# Extracted data start

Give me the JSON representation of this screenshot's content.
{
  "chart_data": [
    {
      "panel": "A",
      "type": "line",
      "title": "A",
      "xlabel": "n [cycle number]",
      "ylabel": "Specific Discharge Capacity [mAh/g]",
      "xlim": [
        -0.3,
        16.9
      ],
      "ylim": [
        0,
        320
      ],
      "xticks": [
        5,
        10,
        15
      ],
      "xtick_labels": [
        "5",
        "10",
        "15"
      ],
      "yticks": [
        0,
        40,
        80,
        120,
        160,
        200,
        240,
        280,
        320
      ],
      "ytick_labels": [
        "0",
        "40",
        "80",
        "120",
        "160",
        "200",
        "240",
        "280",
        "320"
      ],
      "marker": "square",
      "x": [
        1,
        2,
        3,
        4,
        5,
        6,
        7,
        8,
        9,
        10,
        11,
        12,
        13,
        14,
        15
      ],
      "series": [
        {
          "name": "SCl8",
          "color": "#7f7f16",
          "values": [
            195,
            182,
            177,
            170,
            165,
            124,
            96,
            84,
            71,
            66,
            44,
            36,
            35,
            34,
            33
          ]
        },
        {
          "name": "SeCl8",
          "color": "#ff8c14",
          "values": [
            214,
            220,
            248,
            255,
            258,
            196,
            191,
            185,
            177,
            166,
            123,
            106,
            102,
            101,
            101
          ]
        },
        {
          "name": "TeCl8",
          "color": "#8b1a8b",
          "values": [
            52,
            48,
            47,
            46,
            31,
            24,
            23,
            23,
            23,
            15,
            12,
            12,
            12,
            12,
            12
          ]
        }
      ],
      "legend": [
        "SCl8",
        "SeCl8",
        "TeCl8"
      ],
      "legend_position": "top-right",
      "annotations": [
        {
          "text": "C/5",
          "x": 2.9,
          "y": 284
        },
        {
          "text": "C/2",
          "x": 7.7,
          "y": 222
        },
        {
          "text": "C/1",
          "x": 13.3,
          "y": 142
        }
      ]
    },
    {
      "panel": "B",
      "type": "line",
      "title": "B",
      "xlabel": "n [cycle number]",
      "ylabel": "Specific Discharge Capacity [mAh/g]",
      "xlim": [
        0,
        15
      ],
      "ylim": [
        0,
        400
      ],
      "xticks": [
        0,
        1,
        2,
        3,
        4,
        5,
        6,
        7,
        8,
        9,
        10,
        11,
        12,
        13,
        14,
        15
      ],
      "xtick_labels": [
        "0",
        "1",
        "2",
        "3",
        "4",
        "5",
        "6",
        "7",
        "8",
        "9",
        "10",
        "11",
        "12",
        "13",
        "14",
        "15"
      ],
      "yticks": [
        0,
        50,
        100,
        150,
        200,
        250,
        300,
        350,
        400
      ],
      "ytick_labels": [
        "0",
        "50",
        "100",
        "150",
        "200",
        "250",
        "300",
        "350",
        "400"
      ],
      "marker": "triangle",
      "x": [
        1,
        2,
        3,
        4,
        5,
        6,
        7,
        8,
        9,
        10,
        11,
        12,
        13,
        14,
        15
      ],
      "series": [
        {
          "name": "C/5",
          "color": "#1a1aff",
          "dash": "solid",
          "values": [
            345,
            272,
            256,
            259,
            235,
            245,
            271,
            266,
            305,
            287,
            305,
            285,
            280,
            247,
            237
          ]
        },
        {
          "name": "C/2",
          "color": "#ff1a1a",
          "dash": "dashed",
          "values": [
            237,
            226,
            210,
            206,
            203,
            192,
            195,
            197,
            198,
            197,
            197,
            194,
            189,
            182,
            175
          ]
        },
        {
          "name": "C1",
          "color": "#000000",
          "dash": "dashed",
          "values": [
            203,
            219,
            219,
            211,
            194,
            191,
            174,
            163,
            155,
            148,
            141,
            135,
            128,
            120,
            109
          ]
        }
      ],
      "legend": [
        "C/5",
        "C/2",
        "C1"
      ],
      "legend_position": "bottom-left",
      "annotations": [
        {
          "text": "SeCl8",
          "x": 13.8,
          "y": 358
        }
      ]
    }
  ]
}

# Extracted data end

* Exercise objective: Transcribe every entry exactly, omitting nothing.

* Solution to this task:
Give me the JSON representation of this screenshot's content.
{
  "chart_data": [
    {
      "panel": "A",
      "type": "line",
      "title": "A",
      "xlabel": "n [cycle number]",
      "ylabel": "Specific Discharge Capacity [mAh/g]",
      "xlim": [
        -0.3,
        16.9
      ],
      "ylim": [
        0,
        320
      ],
      "xticks": [
        5,
        10,
        15
      ],
      "xtick_labels": [
        "5",
        "10",
        "15"
      ],
      "yticks": [
        0,
        40,
        80,
        120,
        160,
        200,
        240,
        280,
        320
      ],
      "ytick_labels": [
        "0",
        "40",
        "80",
        "120",
        "160",
        "200",
        "240",
        "280",
        "320"
      ],
      "marker": "square",
      "x": [
        1,
        2,
        3,
        4,
        5,
        6,
        7,
        8,
        9,
        10,
        11,
        12,
        13,
        14,
        15
      ],
      "series": [
        {
          "name": "SCl8",
          "color": "#7f7f16",
          "values": [
            195,
            182,
            177,
            170,
            165,
            124,
            96,
            84,
            71,
            66,
            44,
            36,
            35,
            34,
            33
          ]
        },
        {
          "name": "SeCl8",
          "color": "#ff8c14",
          "values": [
            214,
            220,
            248,
            255,
            258,
            196,
            191,
            185,
            177,
            166,
            123,
            106,
            102,
            101,
            101
          ]
        },
        {
          "name": "TeCl8",
          "color": "#8b1a8b",
          "values": [
            52,
            48,
            47,
            46,
            31,
            24,
            23,
            23,
            23,
            15,
            12,
            12,
            12,
            12,
            12
          ]
        }
      ],
      "legend": [
        "SCl8",
        "SeCl8",
        "TeCl8"
      ],
      "legend_position": "top-right",
      "annotations": [
        {
          "text": "C/5",
          "x": 2.9,
          "y": 284
        },
        {
          "text": "C/2",
          "x": 7.7,
          "y": 222
        },
        {
          "text": "C/1",
          "x": 13.3,
          "y": 142
        }
      ]
    },
    {
      "panel": "B",
      "type": "line",
      "title": "B",
      "xlabel": "n [cycle number]",
      "ylabel": "Specific Discharge Capacity [mAh/g]",
      "xlim": [
        0,
        15
      ],
      "ylim": [
        0,
        400
      ],
      "xticks": [
        0,
        1,
        2,
        3,
        4,
        5,
        6,
        7,
        8,
        9,
        10,
        11,
        12,
        13,
        14,
        15
      ],
      "xtick_labels": [
        "0",
        "1",
        "2",
        "3",
        "4",
        "5",
        "6",
        "7",
        "8",
        "9",
        "10",
        "11",
        "12",
        "13",
        "14",
        "15"
      ],
      "yticks": [
        0,
        50,
        100,
        150,
        200,
        250,
        300,
        350,
        400
      ],
      "ytick_labels": [
        "0",
        "50",
        "100",
        "150",
        "200",
        "250",
        "300",
        "350",
        "400"
      ],
      "marker": "triangle",
      "x": [
        1,
        2,
        3,
        4,
        5,
        6,
        7,
        8,
        9,
        10,
        11,
        12,
        13,
        14,
        15
      ],
      "series": [
        {
          "name": "C/5",
          "color": "#1a1aff",
          "dash": "solid",
          "values": [
            345,
            272,
            256,
            259,
            235,
            245,
            271,
            266,
            305,
            287,
            305,
            285,
            280,
            247,
            237
          ]
        },
        {
          "name": "C/2",
          "color": "#ff1a1a",
          "dash": "dashed",
          "values": [
            237,
            226,
            210,
            206,
            203,
            192,
            195,
            197,
            198,
            197,
            197,
            194,
            189,
            182,
            175
          ]
        },
        {
          "name": "C1",
          "color": "#000000",
          "dash": "dashed",
          "values": [
            203,
            219,
            219,
            211,
            194,
            191,
            174,
            163,
            155,
            148,
            141,
            135,
            128,
            120,
            109
          ]
        }
      ],
      "legend": [
        "C/5",
        "C/2",
        "C1"
      ],
      "legend_position": "bottom-left",
      "annotations": [
        {
          "text": "SeCl8",
          "x": 13.8,
          "y": 358
        }
      ]
    }
  ]
}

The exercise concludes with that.